Figure content listings
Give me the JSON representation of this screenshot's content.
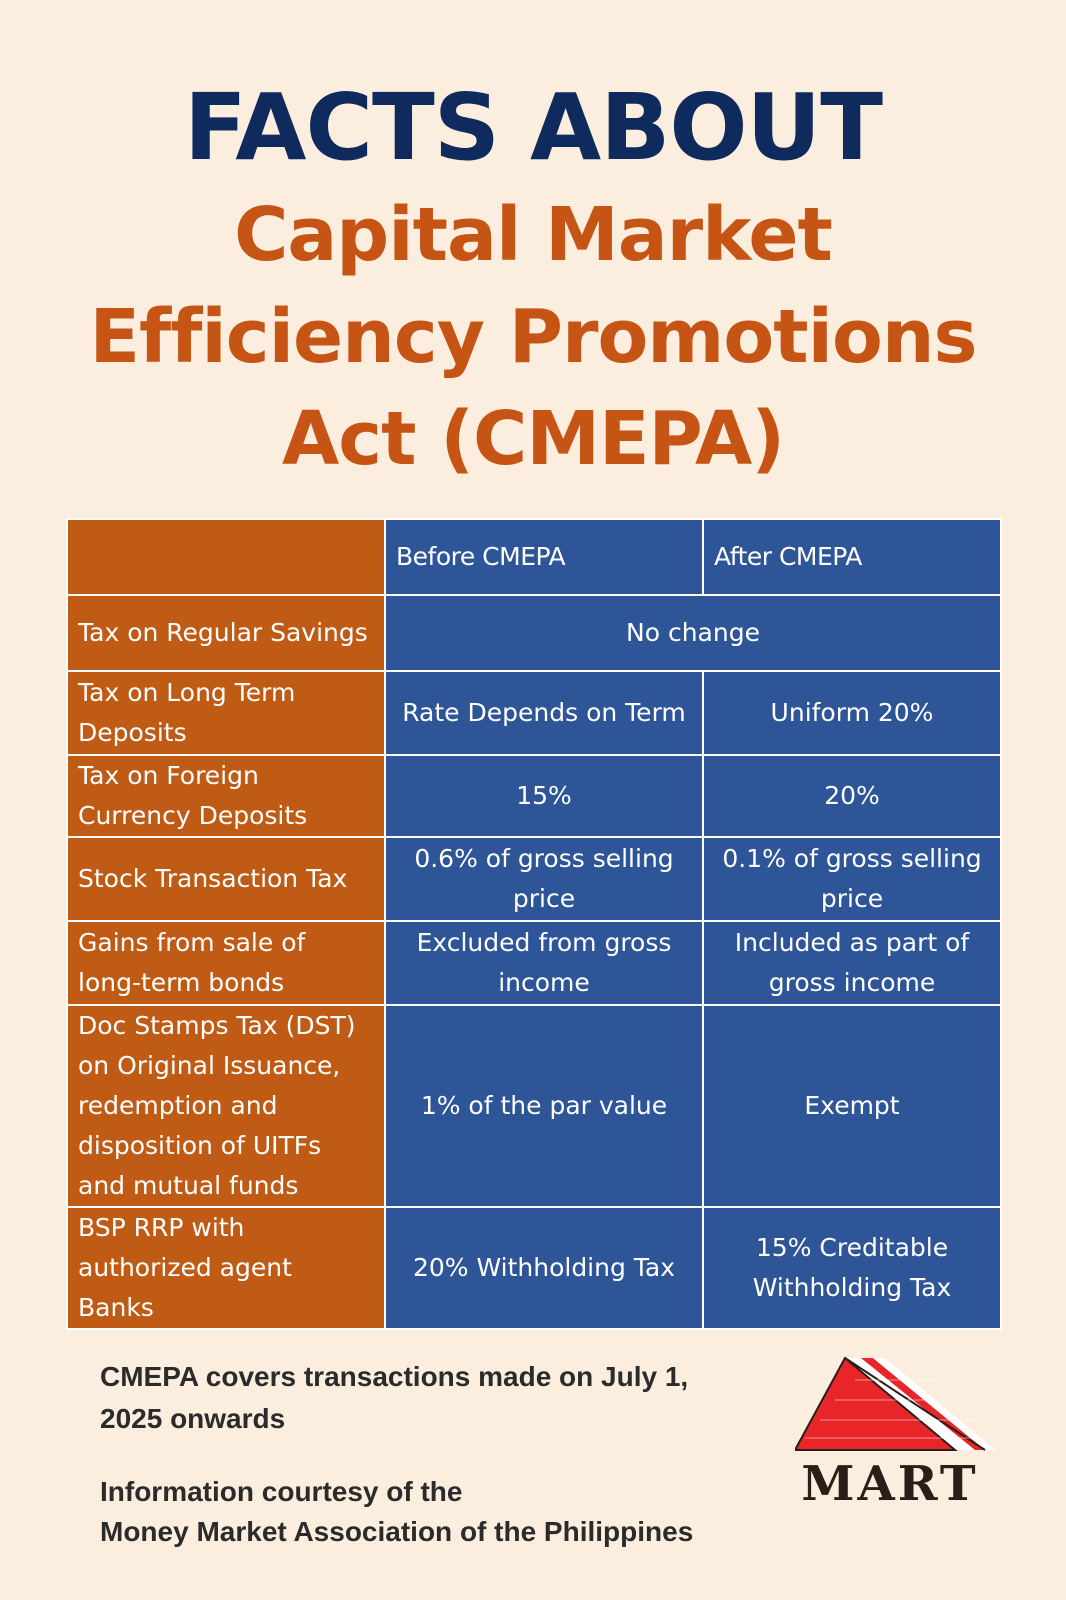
{
  "title": {
    "line1": "FACTS ABOUT",
    "line2": "Capital Market",
    "line3": "Efficiency Promotions",
    "line4": "Act (CMEPA)"
  },
  "table": {
    "headers": [
      "",
      "Before CMEPA",
      "After CMEPA"
    ],
    "rows": [
      {
        "label": "Tax on Regular Savings",
        "before": "No change",
        "after": ""
      },
      {
        "label": "Tax on Long Term Deposits",
        "before": "Rate Depends on Term",
        "after": "Uniform 20%"
      },
      {
        "label": "Tax on Foreign Currency Deposits",
        "before": "15%",
        "after": "20%"
      },
      {
        "label": "Stock Transaction Tax",
        "before": "0.6% of gross selling price",
        "after": "0.1% of gross selling price"
      },
      {
        "label": "Gains from sale of long-term bonds",
        "before": "Excluded from gross income",
        "after": "Included as part of gross income"
      },
      {
        "label": "Doc Stamps Tax (DST) on Original Issuance, redemption and disposition of UITFs and mutual funds",
        "before": "1% of the par value",
        "after": "Exempt"
      },
      {
        "label": "BSP RRP with authorized agent Banks",
        "before": "20% Withholding Tax",
        "after": "15% Creditable Withholding Tax"
      }
    ]
  },
  "footer": {
    "note": "CMEPA covers transactions made on July 1, 2025 onwards",
    "credit_line1": "Information courtesy of the",
    "credit_line2": "Money Market Association of the Philippines"
  },
  "logo": {
    "text": "MART",
    "icon": "mart-pyramid-logo"
  },
  "colors": {
    "background": "#fbeedf",
    "title_navy": "#0f2a5c",
    "title_orange": "#c65515",
    "label_cell": "#c05b16",
    "value_cell": "#2e5597"
  }
}
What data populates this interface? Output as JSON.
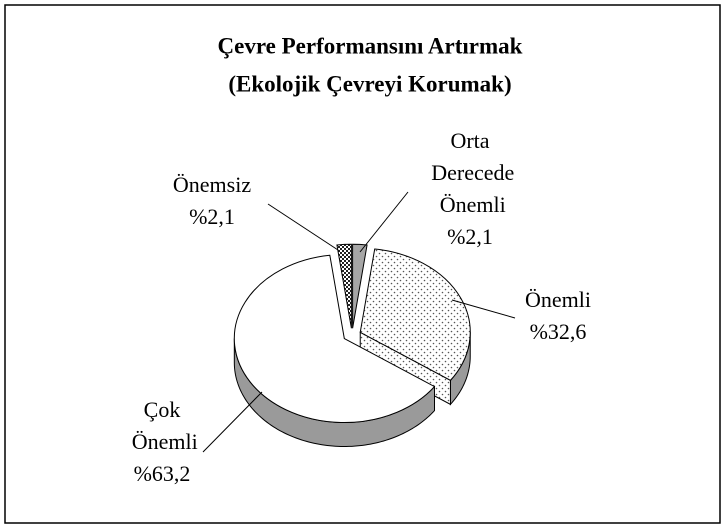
{
  "chart_data": {
    "type": "pie",
    "title": [
      "Çevre Performansını Artırmak",
      "(Ekolojik Çevreyi Korumak)"
    ],
    "categories": [
      "Orta Derecede Önemli",
      "Önemli",
      "Çok Önemli",
      "Önemsiz"
    ],
    "values": [
      2.1,
      32.6,
      63.2,
      2.1
    ],
    "value_labels": [
      "%2,1",
      "%32,6",
      "%63,2",
      "%2,1"
    ],
    "colors": [
      "#a6a6a6",
      "url(#dots)",
      "#ffffff",
      "url(#checks)"
    ],
    "three_d": true,
    "exploded": true
  }
}
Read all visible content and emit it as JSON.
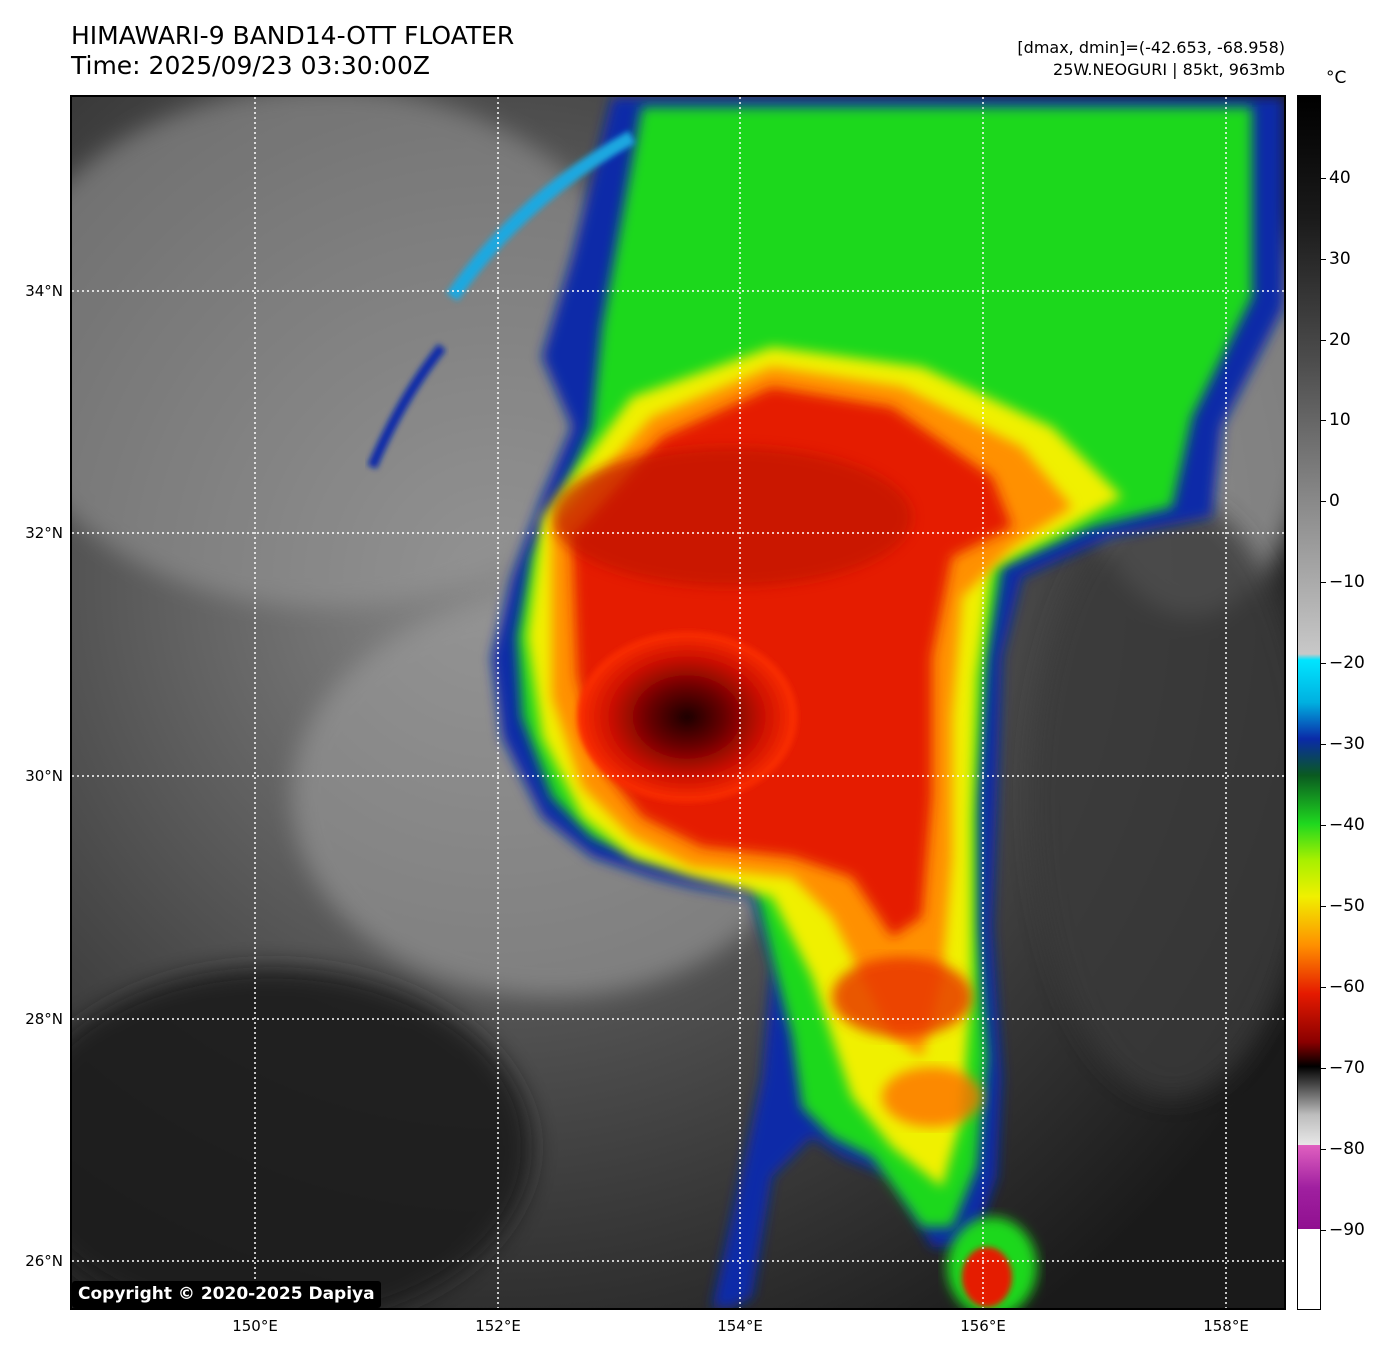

* _Task instructions_: Extract word for word every line from the line that contains "What data populates" to the final line of the data, both included, and nothing else; skip the pictures.

* _The answer_:
What data populates this interface? Output as JSON.
{
  "chart_data": {
    "type": "pie",
    "title": [
      "Çevre Performansını Artırmak",
      "(Ekolojik Çevreyi Korumak)"
    ],
    "categories": [
      "Orta Derecede Önemli",
      "Önemli",
      "Çok Önemli",
      "Önemsiz"
    ],
    "values": [
      2.1,
      32.6,
      63.2,
      2.1
    ],
    "value_labels": [
      "%2,1",
      "%32,6",
      "%63,2",
      "%2,1"
    ],
    "colors": [
      "#a6a6a6",
      "url(#dots)",
      "#ffffff",
      "url(#checks)"
    ],
    "three_d": true,
    "exploded": true
  }
}
Read all visible content and emit it as JSON.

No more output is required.